REQUEST: Transcribe the full listing exactly, and drop every picture.

ENTRIES SUPPLIED:
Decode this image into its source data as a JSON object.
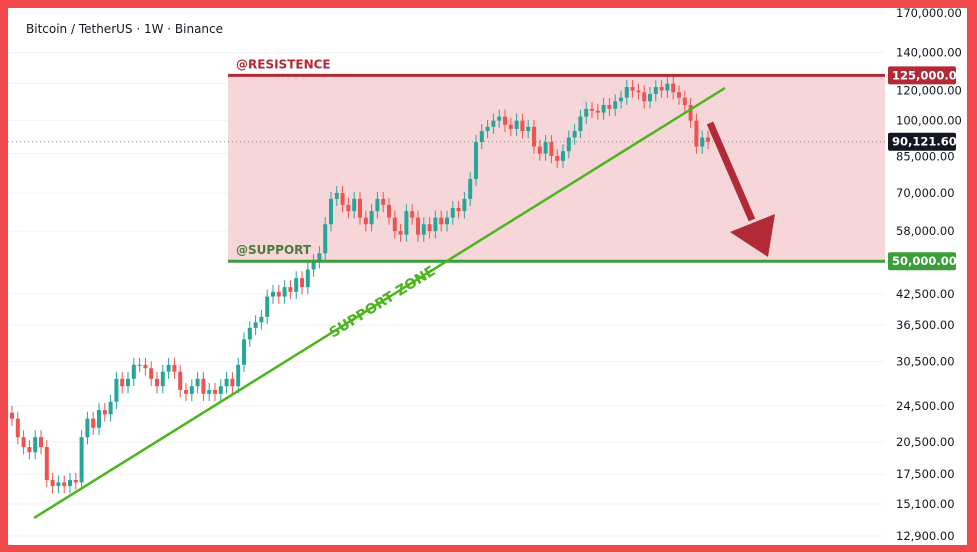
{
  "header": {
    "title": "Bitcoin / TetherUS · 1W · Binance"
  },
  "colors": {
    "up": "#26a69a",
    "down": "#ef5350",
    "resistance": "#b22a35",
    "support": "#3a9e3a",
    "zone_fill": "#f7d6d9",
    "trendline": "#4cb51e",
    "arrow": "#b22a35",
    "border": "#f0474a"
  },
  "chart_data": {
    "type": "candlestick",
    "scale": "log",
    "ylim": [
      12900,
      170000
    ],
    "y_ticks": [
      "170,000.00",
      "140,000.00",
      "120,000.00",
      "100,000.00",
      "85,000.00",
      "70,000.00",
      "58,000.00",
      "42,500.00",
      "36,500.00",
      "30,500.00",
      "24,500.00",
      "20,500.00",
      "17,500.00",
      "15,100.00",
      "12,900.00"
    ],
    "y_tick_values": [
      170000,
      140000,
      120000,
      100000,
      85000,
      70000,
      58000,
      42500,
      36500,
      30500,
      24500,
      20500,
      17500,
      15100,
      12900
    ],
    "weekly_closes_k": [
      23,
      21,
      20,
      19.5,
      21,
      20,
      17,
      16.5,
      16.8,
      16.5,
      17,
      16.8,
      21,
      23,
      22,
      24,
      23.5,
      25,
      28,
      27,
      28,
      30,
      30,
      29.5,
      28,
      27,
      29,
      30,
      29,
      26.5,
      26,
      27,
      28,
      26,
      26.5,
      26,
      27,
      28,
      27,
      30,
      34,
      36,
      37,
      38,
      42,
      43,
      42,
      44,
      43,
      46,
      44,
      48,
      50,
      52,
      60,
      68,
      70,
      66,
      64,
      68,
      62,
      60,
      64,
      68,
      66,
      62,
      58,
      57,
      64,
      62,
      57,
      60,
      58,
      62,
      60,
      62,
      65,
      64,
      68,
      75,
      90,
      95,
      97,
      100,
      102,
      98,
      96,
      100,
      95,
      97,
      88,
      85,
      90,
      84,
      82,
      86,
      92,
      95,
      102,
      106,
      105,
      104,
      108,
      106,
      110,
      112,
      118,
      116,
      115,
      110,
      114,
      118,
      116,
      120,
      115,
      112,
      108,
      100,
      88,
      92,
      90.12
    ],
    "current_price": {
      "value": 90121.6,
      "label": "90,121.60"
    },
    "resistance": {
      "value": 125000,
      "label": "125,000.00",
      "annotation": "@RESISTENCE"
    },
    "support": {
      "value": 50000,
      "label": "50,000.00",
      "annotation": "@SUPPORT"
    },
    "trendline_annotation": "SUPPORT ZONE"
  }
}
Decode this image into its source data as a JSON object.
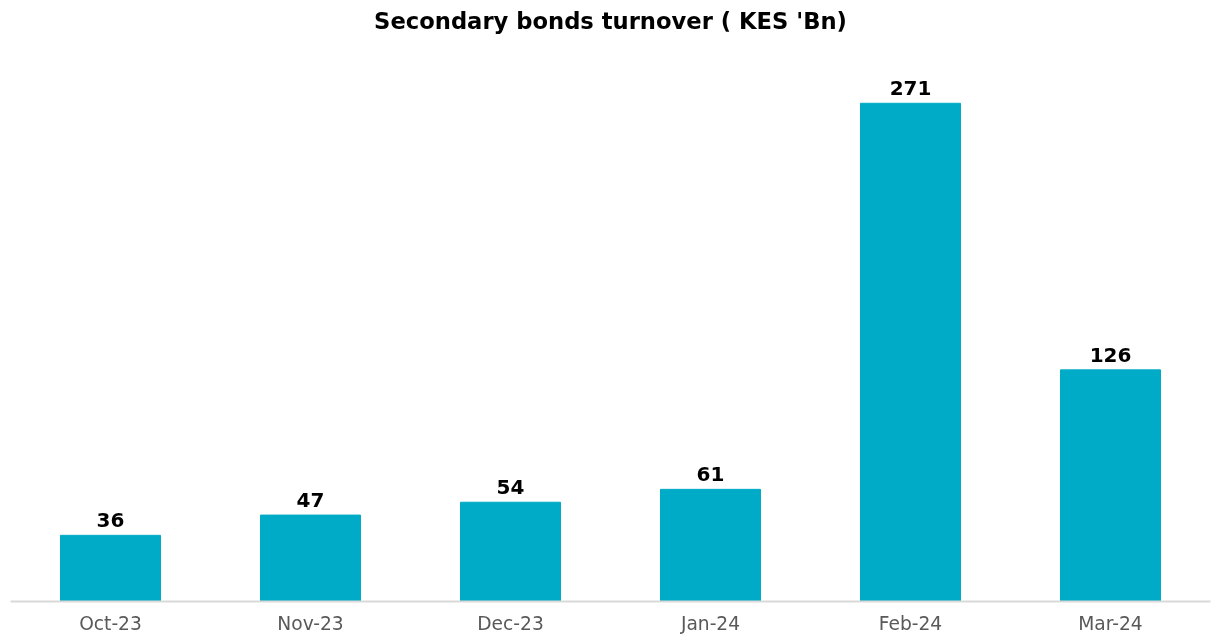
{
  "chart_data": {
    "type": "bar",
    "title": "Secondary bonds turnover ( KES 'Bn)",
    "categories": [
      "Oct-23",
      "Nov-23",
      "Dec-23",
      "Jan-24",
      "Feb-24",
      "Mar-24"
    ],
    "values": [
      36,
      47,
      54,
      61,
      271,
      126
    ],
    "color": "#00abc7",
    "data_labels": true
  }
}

REPLY TO THE EXERCISE:
Decode this image into its source data as a JSON object.
{
  "header": {
    "title": "Bitcoin / TetherUS · 1W · Binance"
  },
  "colors": {
    "up": "#26a69a",
    "down": "#ef5350",
    "resistance": "#b22a35",
    "support": "#3a9e3a",
    "zone_fill": "#f7d6d9",
    "trendline": "#4cb51e",
    "arrow": "#b22a35",
    "border": "#f0474a"
  },
  "chart_data": {
    "type": "candlestick",
    "scale": "log",
    "ylim": [
      12900,
      170000
    ],
    "y_ticks": [
      "170,000.00",
      "140,000.00",
      "120,000.00",
      "100,000.00",
      "85,000.00",
      "70,000.00",
      "58,000.00",
      "42,500.00",
      "36,500.00",
      "30,500.00",
      "24,500.00",
      "20,500.00",
      "17,500.00",
      "15,100.00",
      "12,900.00"
    ],
    "y_tick_values": [
      170000,
      140000,
      120000,
      100000,
      85000,
      70000,
      58000,
      42500,
      36500,
      30500,
      24500,
      20500,
      17500,
      15100,
      12900
    ],
    "weekly_closes_k": [
      23,
      21,
      20,
      19.5,
      21,
      20,
      17,
      16.5,
      16.8,
      16.5,
      17,
      16.8,
      21,
      23,
      22,
      24,
      23.5,
      25,
      28,
      27,
      28,
      30,
      30,
      29.5,
      28,
      27,
      29,
      30,
      29,
      26.5,
      26,
      27,
      28,
      26,
      26.5,
      26,
      27,
      28,
      27,
      30,
      34,
      36,
      37,
      38,
      42,
      43,
      42,
      44,
      43,
      46,
      44,
      48,
      50,
      52,
      60,
      68,
      70,
      66,
      64,
      68,
      62,
      60,
      64,
      68,
      66,
      62,
      58,
      57,
      64,
      62,
      57,
      60,
      58,
      62,
      60,
      62,
      65,
      64,
      68,
      75,
      90,
      95,
      97,
      100,
      102,
      98,
      96,
      100,
      95,
      97,
      88,
      85,
      90,
      84,
      82,
      86,
      92,
      95,
      102,
      106,
      105,
      104,
      108,
      106,
      110,
      112,
      118,
      116,
      115,
      110,
      114,
      118,
      116,
      120,
      115,
      112,
      108,
      100,
      88,
      92,
      90.12
    ],
    "current_price": {
      "value": 90121.6,
      "label": "90,121.60"
    },
    "resistance": {
      "value": 125000,
      "label": "125,000.00",
      "annotation": "@RESISTENCE"
    },
    "support": {
      "value": 50000,
      "label": "50,000.00",
      "annotation": "@SUPPORT"
    },
    "trendline_annotation": "SUPPORT ZONE"
  }
}
Decode this image into its source data as a JSON object.
{
  "chart_data": {
    "type": "bar",
    "title": "Secondary bonds turnover ( KES 'Bn)",
    "categories": [
      "Oct-23",
      "Nov-23",
      "Dec-23",
      "Jan-24",
      "Feb-24",
      "Mar-24"
    ],
    "values": [
      36,
      47,
      54,
      61,
      271,
      126
    ],
    "color": "#00abc7",
    "data_labels": true
  }
}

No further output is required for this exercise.